## BEGIN ENTRIES
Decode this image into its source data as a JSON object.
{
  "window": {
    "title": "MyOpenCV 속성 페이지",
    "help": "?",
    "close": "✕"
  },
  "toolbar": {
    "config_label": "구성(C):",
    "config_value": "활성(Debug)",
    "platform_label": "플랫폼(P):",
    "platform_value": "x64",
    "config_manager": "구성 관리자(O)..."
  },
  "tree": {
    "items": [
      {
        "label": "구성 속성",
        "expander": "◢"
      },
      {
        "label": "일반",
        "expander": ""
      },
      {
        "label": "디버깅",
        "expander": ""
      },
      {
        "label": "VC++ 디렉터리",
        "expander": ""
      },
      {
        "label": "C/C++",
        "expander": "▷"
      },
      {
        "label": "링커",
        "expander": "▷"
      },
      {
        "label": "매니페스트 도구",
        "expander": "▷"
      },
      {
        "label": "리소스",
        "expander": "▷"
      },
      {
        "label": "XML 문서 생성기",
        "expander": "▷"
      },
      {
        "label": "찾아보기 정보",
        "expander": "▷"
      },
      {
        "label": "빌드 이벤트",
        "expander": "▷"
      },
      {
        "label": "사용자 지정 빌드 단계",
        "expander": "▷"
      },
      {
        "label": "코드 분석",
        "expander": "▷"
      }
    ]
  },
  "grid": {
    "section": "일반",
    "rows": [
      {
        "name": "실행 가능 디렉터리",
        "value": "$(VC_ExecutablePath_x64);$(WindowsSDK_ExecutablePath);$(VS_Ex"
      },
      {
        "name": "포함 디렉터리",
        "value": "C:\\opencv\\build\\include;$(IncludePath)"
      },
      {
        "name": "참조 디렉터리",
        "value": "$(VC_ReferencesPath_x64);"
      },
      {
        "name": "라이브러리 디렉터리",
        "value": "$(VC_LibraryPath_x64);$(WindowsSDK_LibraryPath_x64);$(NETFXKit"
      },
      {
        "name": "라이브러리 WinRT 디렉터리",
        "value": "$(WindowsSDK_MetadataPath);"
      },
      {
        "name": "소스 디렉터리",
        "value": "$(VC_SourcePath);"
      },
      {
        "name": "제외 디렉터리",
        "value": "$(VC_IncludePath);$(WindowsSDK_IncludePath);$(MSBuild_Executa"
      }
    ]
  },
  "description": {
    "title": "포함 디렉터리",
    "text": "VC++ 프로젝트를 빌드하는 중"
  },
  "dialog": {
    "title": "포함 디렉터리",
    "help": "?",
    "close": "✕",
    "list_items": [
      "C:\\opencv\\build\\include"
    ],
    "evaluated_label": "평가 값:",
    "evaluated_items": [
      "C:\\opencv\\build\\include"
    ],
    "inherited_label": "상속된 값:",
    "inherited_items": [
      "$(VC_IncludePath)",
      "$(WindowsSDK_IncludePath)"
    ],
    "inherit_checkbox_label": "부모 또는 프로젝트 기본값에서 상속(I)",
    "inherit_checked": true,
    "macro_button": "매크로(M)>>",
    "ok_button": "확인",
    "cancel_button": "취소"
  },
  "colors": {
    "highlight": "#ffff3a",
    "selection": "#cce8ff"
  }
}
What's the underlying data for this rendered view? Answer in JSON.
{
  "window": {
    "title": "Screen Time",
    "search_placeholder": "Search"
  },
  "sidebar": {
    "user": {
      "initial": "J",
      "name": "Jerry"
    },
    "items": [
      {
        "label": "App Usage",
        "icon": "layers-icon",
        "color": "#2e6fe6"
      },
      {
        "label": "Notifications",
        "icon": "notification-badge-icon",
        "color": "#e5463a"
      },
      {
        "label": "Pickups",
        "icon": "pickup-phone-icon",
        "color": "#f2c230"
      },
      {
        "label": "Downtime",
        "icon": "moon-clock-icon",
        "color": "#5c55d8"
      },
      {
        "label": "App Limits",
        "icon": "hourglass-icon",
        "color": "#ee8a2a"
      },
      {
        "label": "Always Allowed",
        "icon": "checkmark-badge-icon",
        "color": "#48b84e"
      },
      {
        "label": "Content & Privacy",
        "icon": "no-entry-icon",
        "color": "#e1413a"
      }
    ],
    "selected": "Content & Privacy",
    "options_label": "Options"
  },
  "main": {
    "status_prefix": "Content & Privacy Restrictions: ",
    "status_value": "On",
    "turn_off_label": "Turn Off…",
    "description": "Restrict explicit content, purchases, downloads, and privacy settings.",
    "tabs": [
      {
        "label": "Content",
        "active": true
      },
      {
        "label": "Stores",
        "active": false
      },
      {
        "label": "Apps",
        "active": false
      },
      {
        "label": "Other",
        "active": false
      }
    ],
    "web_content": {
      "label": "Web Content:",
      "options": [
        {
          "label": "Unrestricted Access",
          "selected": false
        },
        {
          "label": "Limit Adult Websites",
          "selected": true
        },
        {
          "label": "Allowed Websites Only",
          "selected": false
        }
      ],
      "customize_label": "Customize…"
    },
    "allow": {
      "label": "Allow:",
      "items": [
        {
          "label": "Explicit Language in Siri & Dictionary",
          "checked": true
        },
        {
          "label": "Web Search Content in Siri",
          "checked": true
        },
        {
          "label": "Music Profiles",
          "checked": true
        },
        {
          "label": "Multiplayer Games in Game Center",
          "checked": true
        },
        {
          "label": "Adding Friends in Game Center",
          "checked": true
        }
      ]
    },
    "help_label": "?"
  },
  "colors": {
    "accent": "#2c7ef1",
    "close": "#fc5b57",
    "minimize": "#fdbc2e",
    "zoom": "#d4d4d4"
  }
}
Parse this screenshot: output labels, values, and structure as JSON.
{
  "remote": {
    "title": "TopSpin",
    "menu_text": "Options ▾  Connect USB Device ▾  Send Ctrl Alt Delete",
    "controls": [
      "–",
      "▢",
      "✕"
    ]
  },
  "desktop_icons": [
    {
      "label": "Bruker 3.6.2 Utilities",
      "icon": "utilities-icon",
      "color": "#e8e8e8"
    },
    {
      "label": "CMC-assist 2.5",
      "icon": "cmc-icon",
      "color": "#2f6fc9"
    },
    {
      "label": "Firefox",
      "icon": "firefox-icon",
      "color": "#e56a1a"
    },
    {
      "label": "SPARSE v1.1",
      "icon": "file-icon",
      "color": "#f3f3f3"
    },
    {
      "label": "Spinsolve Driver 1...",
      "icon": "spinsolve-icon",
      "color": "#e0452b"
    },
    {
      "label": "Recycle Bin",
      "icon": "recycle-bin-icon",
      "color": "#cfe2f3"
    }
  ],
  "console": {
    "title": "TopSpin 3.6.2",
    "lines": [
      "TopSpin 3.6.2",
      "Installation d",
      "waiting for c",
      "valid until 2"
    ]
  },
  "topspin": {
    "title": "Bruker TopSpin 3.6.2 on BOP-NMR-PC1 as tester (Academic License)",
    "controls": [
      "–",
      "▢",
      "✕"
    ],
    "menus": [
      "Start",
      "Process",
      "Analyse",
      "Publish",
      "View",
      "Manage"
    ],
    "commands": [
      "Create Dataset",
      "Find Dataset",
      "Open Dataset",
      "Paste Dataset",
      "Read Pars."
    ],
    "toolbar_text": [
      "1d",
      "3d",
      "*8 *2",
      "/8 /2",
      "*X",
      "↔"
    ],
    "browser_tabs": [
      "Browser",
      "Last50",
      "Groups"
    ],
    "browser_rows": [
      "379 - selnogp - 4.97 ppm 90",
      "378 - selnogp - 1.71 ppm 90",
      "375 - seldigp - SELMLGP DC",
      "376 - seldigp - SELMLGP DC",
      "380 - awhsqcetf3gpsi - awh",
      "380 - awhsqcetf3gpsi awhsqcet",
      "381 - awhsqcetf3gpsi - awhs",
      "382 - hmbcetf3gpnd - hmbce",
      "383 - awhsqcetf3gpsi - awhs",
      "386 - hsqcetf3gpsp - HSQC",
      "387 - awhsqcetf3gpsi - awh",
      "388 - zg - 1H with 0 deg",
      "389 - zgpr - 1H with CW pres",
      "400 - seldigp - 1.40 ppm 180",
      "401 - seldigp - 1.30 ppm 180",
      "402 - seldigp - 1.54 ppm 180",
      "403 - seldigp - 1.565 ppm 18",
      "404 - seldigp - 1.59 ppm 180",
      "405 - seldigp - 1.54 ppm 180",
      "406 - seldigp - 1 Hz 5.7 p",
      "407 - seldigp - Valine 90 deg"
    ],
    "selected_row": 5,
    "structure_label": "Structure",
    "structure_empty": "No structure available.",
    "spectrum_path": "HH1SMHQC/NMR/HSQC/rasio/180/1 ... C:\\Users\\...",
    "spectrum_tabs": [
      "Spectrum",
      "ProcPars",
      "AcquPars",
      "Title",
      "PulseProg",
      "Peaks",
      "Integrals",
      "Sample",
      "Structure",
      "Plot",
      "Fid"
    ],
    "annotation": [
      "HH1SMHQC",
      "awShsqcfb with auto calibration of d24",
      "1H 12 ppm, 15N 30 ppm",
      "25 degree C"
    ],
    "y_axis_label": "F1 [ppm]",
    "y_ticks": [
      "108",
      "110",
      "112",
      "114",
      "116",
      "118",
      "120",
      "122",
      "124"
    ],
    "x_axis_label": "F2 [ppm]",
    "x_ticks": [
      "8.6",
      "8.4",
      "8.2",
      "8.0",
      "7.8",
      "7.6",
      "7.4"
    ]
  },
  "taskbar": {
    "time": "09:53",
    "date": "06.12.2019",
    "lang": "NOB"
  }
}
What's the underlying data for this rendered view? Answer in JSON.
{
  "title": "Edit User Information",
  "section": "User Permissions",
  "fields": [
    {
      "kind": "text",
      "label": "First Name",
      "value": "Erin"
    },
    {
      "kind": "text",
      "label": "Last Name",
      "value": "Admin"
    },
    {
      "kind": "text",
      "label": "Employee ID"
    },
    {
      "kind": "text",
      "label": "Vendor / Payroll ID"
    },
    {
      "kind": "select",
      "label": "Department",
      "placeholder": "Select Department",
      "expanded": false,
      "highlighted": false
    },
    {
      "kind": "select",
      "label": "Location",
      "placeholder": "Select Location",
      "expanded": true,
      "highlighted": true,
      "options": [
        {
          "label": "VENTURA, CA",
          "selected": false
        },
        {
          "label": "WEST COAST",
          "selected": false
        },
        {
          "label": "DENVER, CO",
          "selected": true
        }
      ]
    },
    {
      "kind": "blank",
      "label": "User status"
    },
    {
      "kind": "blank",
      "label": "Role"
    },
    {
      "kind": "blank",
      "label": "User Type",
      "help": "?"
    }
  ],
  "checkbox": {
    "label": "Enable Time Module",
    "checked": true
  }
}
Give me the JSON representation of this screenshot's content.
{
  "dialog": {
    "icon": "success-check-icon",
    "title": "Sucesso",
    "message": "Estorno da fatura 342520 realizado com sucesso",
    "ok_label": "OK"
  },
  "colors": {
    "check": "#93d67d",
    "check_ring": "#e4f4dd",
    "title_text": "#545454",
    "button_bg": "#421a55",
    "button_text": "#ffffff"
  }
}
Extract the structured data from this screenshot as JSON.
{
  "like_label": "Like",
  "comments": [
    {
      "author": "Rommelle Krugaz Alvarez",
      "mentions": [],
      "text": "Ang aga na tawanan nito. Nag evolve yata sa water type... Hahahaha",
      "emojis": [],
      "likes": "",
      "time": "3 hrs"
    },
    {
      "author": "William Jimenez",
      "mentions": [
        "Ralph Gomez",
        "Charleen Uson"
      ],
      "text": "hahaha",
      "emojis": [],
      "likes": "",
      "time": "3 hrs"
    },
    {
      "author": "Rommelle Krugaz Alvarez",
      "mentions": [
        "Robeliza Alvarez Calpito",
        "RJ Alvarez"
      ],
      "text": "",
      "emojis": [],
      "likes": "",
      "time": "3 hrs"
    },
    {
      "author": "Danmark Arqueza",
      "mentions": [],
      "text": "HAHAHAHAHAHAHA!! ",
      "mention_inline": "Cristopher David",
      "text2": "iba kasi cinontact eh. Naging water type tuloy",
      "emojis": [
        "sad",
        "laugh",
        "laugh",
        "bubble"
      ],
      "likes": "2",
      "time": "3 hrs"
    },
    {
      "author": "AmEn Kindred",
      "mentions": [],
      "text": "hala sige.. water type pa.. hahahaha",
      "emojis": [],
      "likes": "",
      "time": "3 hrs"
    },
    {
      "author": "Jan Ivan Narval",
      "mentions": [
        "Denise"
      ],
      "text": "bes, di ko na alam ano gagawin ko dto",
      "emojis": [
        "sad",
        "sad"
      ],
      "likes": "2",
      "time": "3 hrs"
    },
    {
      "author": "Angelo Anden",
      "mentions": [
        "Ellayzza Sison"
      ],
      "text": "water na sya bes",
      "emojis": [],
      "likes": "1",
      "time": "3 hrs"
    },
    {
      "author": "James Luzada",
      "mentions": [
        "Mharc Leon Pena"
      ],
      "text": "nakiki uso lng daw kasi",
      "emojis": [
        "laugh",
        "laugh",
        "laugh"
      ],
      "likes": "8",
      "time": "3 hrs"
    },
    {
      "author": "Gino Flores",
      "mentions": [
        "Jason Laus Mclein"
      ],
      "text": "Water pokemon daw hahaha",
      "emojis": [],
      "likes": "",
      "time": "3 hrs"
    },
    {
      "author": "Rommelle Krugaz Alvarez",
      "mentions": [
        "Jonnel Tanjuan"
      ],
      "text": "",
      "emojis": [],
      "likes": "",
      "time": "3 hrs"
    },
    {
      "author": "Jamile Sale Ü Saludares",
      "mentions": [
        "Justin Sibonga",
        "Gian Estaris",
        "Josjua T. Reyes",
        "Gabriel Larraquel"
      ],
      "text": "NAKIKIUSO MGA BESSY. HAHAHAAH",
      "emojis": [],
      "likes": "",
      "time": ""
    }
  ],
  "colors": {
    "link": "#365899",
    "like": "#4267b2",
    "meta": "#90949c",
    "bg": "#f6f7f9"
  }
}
## END ENTRIES
• GIVEN TASK:
Scan the records for the string "this". Copy each line in which it appears.

• OUTPUT:
Decode this image into its source data as a JSON object.
What's the underlying data for this rendered view? Answer in JSON.
Parse this screenshot: output labels, values, and structure as JSON.
What's the underlying data for this rendered view? Answer in JSON.
Give me the JSON representation of this screenshot's content.
Extract the structured data from this screenshot as JSON.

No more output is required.